# Goal of the exercise
Quote every line below exactly as it reads.

+++++

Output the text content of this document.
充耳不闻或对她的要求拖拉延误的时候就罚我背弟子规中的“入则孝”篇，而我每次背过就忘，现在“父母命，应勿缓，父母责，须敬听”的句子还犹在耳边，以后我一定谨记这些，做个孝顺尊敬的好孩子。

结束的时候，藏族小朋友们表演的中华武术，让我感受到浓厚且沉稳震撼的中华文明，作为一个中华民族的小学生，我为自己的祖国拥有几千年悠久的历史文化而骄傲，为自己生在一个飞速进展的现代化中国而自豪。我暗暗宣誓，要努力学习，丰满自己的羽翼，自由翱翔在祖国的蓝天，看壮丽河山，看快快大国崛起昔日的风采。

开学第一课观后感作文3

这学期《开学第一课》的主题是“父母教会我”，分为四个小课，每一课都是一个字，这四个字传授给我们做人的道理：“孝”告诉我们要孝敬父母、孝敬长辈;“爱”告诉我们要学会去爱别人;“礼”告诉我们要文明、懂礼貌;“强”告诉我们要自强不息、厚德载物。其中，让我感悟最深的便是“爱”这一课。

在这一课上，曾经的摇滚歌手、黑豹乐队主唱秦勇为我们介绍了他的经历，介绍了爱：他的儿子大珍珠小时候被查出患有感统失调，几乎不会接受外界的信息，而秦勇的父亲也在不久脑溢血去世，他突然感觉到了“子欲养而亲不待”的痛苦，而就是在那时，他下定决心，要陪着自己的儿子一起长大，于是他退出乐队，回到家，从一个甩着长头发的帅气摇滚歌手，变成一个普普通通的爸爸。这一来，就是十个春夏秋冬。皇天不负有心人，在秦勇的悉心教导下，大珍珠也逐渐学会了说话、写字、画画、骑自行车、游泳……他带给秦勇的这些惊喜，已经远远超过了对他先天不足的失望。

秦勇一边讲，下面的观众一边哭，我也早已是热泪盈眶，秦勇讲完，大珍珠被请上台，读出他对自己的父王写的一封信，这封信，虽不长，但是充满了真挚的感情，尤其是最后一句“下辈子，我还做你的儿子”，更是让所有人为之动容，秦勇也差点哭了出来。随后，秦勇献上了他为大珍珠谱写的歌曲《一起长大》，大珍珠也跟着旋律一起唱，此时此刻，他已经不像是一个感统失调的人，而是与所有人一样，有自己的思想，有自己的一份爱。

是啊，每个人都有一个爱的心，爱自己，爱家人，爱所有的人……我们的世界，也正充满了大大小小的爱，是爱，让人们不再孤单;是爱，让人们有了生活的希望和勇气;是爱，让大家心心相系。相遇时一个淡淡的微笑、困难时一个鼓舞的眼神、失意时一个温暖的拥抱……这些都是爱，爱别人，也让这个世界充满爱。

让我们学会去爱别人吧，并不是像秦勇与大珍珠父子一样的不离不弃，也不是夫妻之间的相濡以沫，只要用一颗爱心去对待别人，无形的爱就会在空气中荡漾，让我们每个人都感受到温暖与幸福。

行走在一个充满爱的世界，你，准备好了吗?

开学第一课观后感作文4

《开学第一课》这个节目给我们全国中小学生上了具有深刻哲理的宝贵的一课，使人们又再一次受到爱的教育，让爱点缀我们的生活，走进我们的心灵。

+++++

# Reply
Output the text content of this document.
充耳不闻或对她的要求拖拉延误的时候就罚我背弟子规中的“入则孝”篇，而我每次背过就忘，现在“父母命，应勿缓，父母责，须敬听”的句子还犹在耳边，以后我一定谨记这些，做个孝顺尊敬的好孩子。

结束的时候，藏族小朋友们表演的中华武术，让我感受到浓厚且沉稳震撼的中华文明，作为一个中华民族的小学生，我为自己的祖国拥有几千年悠久的历史文化而骄傲，为自己生在一个飞速进展的现代化中国而自豪。我暗暗宣誓，要努力学习，丰满自己的羽翼，自由翱翔在祖国的蓝天，看壮丽河山，看快快大国崛起昔日的风采。

开学第一课观后感作文3

这学期《开学第一课》的主题是“父母教会我”，分为四个小课，每一课都是一个字，这四个字传授给我们做人的道理：“孝”告诉我们要孝敬父母、孝敬长辈;“爱”告诉我们要学会去爱别人;“礼”告诉我们要文明、懂礼貌;“强”告诉我们要自强不息、厚德载物。其中，让我感悟最深的便是“爱”这一课。

在这一课上，曾经的摇滚歌手、黑豹乐队主唱秦勇为我们介绍了他的经历，介绍了爱：他的儿子大珍珠小时候被查出患有感统失调，几乎不会接受外界的信息，而秦勇的父亲也在不久脑溢血去世，他突然感觉到了“子欲养而亲不待”的痛苦，而就是在那时，他下定决心，要陪着自己的儿子一起长大，于是他退出乐队，回到家，从一个甩着长头发的帅气摇滚歌手，变成一个普普通通的爸爸。这一来，就是十个春夏秋冬。皇天不负有心人，在秦勇的悉心教导下，大珍珠也逐渐学会了说话、写字、画画、骑自行车、游泳……他带给秦勇的这些惊喜，已经远远超过了对他先天不足的失望。

秦勇一边讲，下面的观众一边哭，我也早已是热泪盈眶，秦勇讲完，大珍珠被请上台，读出他对自己的父王写的一封信，这封信，虽不长，但是充满了真挚的感情，尤其是最后一句“下辈子，我还做你的儿子”，更是让所有人为之动容，秦勇也差点哭了出来。随后，秦勇献上了他为大珍珠谱写的歌曲《一起长大》，大珍珠也跟着旋律一起唱，此时此刻，他已经不像是一个感统失调的人，而是与所有人一样，有自己的思想，有自己的一份爱。

是啊，每个人都有一个爱的心，爱自己，爱家人，爱所有的人……我们的世界，也正充满了大大小小的爱，是爱，让人们不再孤单;是爱，让人们有了生活的希望和勇气;是爱，让大家心心相系。相遇时一个淡淡的微笑、困难时一个鼓舞的眼神、失意时一个温暖的拥抱……这些都是爱，爱别人，也让这个世界充满爱。

让我们学会去爱别人吧，并不是像秦勇与大珍珠父子一样的不离不弃，也不是夫妻之间的相濡以沫，只要用一颗爱心去对待别人，无形的爱就会在空气中荡漾，让我们每个人都感受到温暖与幸福。

行走在一个充满爱的世界，你，准备好了吗?

开学第一课观后感作文4

《开学第一课》这个节目给我们全国中小学生上了具有深刻哲理的宝贵的一课，使人们又再一次受到爱的教育，让爱点缀我们的生活，走进我们的心灵。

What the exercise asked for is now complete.